▶ [Aim of the exercise]: Copy every line of the following data that includes the string "BPYI".

********

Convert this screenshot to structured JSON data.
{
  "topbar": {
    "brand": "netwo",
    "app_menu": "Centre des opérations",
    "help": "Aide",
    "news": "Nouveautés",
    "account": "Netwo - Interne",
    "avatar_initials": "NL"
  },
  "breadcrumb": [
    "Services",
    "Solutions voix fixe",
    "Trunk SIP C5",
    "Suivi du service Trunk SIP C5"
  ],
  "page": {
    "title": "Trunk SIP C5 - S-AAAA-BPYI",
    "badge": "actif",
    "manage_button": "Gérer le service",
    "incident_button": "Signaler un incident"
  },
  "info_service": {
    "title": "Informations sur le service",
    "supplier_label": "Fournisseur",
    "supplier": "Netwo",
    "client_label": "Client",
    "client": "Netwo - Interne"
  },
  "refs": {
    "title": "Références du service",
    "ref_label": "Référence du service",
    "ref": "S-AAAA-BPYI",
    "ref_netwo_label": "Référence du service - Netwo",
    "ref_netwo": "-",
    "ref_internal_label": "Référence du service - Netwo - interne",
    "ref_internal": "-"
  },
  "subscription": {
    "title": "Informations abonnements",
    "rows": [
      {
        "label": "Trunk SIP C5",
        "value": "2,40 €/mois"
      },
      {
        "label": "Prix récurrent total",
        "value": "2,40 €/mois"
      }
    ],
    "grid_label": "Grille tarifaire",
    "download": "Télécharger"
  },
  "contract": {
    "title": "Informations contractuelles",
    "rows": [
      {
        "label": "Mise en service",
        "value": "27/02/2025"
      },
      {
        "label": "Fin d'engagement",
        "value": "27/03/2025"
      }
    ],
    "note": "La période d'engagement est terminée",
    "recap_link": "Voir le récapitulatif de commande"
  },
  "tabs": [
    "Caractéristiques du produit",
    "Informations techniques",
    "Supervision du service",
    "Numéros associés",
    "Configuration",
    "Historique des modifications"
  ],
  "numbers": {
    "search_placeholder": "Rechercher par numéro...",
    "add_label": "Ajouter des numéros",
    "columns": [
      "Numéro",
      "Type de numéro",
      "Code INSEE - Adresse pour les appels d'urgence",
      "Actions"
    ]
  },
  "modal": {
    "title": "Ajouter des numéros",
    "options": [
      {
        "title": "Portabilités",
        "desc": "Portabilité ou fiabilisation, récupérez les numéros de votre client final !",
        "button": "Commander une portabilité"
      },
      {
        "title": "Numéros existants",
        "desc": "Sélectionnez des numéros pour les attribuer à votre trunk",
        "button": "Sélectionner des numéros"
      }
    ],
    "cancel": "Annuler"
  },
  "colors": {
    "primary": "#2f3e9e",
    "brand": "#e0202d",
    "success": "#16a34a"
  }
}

********

▶ [Task answer]:
    "title": "Trunk SIP C5 - S-AAAA-BPYI",
    "ref": "S-AAAA-BPYI",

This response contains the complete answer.